START RECORDS FOR THIS TASK

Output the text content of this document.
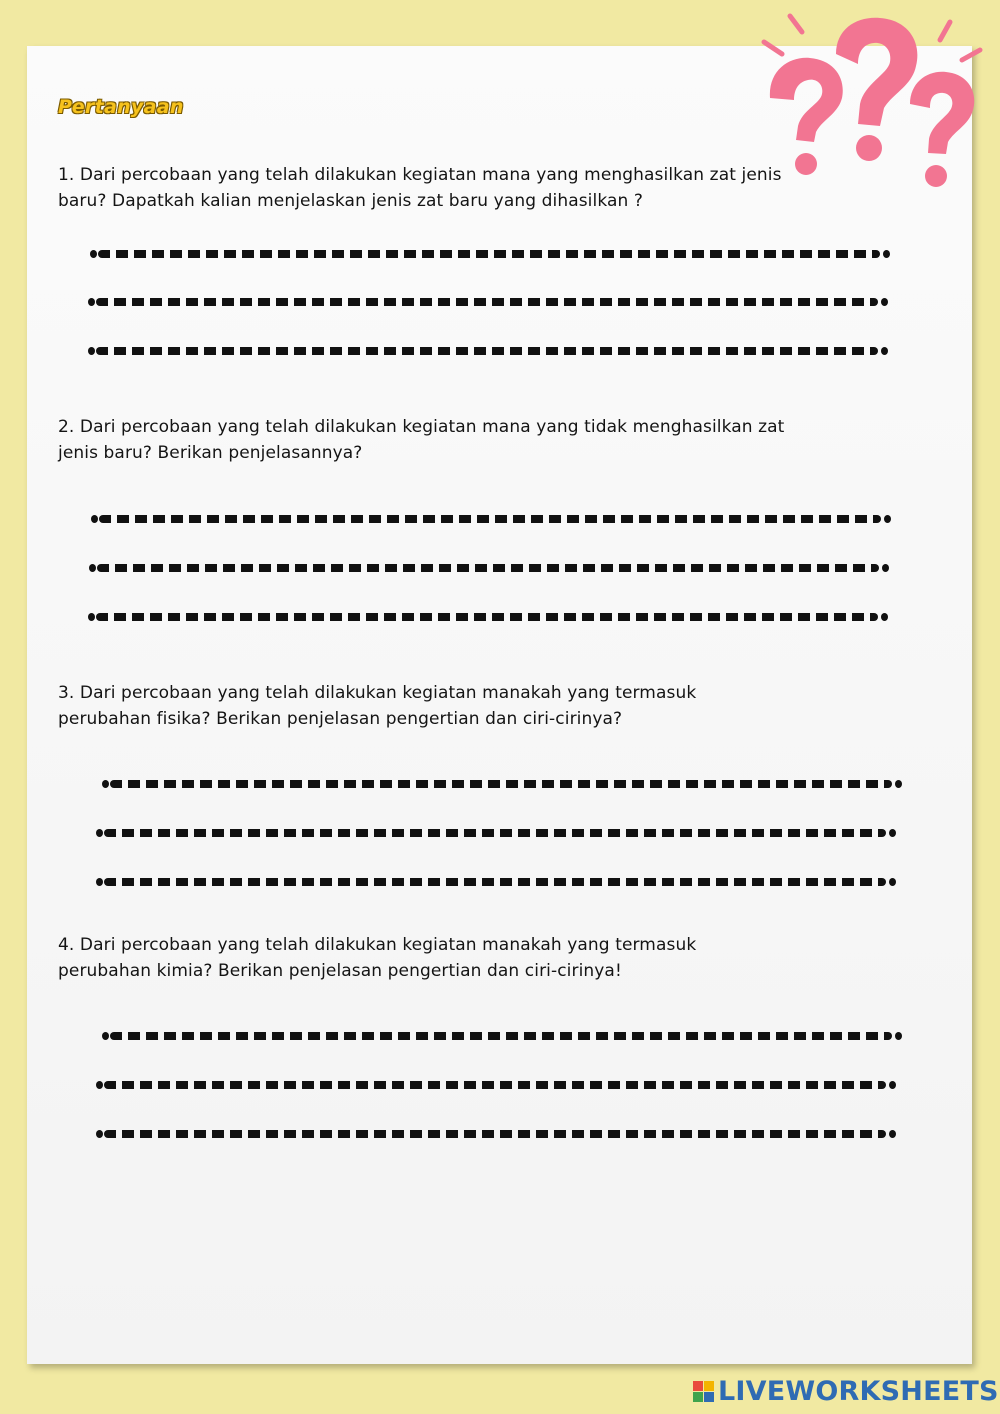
Pertanyaan

1. Dari percobaan yang telah dilakukan kegiatan mana yang menghasilkan zat jenis
baru? Dapatkah kalian menjelaskan jenis zat baru yang dihasilkan ?

2. Dari percobaan yang telah dilakukan kegiatan mana yang tidak menghasilkan zat
jenis baru? Berikan penjelasannya?

3. Dari percobaan yang telah dilakukan kegiatan manakah yang termasuk
perubahan fisika? Berikan penjelasan pengertian dan ciri-cirinya?

4. Dari percobaan yang telah dilakukan kegiatan manakah yang termasuk
perubahan kimia? Berikan penjelasan pengertian dan ciri-cirinya!

LIVEWORKSHEETS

END RECORDS FOR THIS TASK

> _DIRECTIVE_: Without the pictures, transcribe the listing above exactly.

> _RESPONSE TO THE EXERCISE_:
Output the text content of this document.
Pertanyaan

1. Dari percobaan yang telah dilakukan kegiatan mana yang menghasilkan zat jenis
baru? Dapatkah kalian menjelaskan jenis zat baru yang dihasilkan ?

2. Dari percobaan yang telah dilakukan kegiatan mana yang tidak menghasilkan zat
jenis baru? Berikan penjelasannya?

3. Dari percobaan yang telah dilakukan kegiatan manakah yang termasuk
perubahan fisika? Berikan penjelasan pengertian dan ciri-cirinya?

4. Dari percobaan yang telah dilakukan kegiatan manakah yang termasuk
perubahan kimia? Berikan penjelasan pengertian dan ciri-cirinya!

LIVEWORKSHEETS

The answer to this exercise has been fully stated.